_Aim_
Count every line in the entries that follow where the word "Nästa" appears, then state only the total.

□ □ □ □ □ □ □

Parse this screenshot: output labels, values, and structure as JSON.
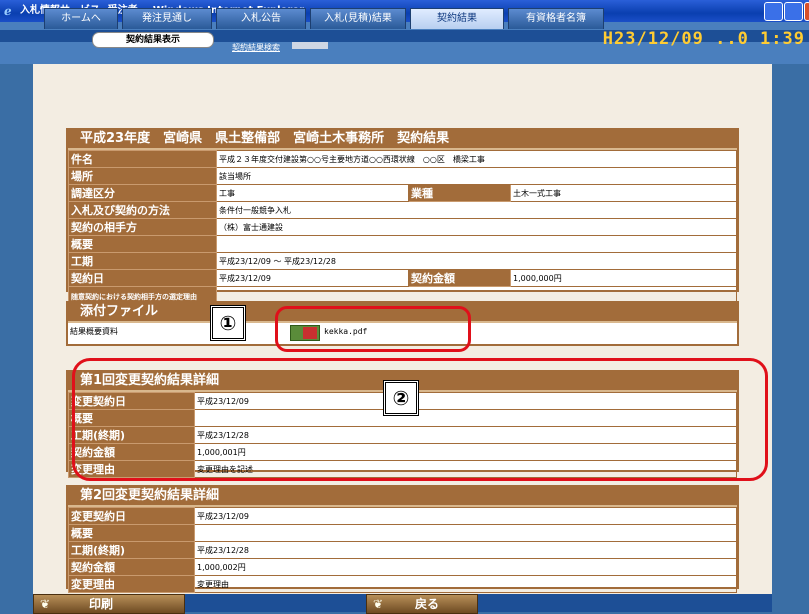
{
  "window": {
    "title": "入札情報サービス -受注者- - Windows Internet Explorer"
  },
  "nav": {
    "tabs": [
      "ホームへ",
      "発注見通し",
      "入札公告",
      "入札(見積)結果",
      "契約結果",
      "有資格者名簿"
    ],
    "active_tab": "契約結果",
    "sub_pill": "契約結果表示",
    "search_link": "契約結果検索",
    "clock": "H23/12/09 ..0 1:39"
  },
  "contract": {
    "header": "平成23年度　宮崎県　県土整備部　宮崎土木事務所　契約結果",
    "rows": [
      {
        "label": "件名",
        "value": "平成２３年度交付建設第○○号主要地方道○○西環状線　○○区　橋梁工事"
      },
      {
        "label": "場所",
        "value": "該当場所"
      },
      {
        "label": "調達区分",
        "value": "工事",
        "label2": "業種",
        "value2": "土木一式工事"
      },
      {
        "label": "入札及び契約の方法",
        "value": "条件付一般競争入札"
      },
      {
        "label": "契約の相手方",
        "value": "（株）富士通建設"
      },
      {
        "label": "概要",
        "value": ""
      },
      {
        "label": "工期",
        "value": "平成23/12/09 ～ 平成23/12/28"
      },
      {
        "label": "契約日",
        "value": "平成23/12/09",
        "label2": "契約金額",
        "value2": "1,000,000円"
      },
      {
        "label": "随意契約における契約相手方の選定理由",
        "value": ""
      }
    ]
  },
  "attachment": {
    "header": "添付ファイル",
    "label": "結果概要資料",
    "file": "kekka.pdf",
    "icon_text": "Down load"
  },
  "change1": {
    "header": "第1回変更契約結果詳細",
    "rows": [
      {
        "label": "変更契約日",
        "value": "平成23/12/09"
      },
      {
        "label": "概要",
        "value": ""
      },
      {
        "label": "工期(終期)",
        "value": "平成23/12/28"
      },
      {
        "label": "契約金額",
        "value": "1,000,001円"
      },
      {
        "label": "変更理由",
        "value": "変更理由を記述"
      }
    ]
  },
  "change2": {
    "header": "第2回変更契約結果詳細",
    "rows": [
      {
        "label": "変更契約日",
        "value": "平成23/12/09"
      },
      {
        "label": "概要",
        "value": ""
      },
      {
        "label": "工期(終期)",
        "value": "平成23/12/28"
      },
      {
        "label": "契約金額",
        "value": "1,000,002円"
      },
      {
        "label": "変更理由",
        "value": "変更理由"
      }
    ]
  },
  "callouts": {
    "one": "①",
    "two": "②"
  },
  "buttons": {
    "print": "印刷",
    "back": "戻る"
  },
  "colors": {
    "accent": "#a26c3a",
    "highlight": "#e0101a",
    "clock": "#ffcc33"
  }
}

□ □ □ □ □ □ □

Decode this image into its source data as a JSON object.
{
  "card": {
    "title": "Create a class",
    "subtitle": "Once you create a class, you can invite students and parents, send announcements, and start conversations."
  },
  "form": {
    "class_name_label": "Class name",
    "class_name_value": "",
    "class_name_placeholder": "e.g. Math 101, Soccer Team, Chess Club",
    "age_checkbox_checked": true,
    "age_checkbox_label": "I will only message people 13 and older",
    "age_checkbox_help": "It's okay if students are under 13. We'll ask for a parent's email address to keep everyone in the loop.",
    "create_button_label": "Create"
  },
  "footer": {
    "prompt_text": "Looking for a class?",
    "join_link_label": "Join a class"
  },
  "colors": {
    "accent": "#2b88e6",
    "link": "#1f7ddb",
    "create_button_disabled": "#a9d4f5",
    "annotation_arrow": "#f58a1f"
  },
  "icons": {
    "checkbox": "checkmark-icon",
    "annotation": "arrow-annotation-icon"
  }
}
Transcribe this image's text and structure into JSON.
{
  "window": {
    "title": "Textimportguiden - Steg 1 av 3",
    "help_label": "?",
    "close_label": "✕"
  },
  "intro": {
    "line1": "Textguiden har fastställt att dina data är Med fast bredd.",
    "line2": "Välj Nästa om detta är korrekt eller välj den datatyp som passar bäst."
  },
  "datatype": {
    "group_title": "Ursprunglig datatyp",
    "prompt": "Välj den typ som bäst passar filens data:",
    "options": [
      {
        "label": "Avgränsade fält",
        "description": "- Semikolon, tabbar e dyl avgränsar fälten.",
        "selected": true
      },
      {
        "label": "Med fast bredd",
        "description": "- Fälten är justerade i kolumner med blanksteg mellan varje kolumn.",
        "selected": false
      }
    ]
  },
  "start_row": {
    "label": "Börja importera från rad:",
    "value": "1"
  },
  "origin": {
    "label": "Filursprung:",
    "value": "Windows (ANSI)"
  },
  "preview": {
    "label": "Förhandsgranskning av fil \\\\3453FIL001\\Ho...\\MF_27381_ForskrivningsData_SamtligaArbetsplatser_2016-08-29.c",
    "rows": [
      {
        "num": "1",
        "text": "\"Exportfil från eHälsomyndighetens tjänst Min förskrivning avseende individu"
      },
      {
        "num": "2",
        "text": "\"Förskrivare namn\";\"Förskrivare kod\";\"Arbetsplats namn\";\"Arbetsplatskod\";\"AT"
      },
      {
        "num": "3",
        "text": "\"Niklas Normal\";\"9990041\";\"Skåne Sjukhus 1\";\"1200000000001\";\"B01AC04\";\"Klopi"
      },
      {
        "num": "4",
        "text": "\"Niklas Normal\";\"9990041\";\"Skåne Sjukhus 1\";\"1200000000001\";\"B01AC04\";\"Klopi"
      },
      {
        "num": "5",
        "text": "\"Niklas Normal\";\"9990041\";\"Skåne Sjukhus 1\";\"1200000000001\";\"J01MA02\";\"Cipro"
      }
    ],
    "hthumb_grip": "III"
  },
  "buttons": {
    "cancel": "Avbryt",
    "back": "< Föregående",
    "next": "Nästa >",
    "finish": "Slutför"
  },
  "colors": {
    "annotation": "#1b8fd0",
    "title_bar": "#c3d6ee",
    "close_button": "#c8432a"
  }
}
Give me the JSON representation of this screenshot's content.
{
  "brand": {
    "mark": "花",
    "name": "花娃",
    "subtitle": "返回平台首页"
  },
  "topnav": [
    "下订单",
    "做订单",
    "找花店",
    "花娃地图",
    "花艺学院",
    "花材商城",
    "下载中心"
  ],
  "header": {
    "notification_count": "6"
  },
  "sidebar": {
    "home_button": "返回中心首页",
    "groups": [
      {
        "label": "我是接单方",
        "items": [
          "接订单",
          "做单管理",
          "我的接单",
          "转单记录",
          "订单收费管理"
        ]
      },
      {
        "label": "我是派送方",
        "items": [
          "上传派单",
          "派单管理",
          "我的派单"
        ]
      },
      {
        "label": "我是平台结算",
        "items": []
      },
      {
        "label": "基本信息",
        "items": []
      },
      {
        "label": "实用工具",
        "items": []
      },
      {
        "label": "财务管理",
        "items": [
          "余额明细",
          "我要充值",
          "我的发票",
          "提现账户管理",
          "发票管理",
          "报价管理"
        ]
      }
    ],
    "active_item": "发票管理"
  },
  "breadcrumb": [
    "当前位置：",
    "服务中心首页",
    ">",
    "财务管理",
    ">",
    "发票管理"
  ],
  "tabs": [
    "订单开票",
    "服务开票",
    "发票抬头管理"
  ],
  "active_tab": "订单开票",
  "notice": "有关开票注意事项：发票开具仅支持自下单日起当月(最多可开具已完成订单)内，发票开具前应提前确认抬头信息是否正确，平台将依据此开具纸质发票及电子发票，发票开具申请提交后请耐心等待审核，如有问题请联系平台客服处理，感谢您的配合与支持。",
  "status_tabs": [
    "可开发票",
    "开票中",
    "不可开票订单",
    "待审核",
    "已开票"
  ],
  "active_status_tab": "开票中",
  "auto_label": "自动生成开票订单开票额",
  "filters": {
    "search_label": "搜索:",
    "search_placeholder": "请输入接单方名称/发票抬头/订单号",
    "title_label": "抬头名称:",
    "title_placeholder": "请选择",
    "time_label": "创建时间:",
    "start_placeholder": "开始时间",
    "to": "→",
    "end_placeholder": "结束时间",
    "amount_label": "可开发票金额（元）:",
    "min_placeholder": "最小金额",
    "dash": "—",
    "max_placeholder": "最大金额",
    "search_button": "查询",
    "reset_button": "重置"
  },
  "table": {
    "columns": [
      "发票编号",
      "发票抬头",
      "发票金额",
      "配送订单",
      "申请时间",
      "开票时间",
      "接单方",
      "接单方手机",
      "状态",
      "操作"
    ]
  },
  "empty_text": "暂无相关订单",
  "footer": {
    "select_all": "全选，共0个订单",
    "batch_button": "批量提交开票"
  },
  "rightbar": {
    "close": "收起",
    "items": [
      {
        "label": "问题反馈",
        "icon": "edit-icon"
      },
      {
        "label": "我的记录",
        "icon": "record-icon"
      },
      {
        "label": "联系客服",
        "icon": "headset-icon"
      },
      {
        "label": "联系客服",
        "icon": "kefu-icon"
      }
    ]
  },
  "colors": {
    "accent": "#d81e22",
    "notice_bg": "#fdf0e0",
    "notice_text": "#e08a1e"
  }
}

□ □ □ □ □ □ □

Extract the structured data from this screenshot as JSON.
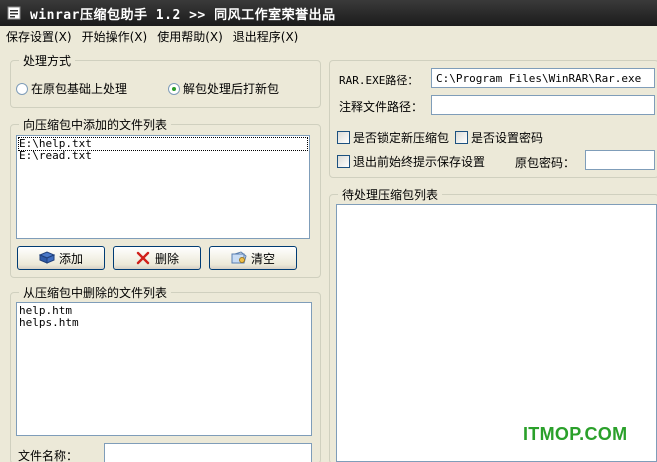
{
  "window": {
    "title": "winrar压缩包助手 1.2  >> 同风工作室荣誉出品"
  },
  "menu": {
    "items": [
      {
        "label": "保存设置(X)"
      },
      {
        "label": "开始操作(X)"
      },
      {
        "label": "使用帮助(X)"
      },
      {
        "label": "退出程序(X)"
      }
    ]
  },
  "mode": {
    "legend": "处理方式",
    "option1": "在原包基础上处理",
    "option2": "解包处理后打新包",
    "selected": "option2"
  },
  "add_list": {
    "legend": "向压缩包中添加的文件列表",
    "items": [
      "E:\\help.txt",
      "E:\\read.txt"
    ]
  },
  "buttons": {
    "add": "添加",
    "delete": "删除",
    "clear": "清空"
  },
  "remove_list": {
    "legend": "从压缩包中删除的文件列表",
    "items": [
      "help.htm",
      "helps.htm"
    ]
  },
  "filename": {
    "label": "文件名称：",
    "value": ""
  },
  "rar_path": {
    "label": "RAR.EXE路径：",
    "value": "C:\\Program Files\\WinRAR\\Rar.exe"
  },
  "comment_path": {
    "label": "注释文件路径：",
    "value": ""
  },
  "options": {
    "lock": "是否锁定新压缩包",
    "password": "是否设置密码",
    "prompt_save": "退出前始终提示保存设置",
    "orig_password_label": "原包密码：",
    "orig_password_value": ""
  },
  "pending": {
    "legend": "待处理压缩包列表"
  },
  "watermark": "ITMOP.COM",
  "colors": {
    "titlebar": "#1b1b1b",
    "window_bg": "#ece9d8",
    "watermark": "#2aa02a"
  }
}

□ □ □ □ □ □ □

_Reply_
2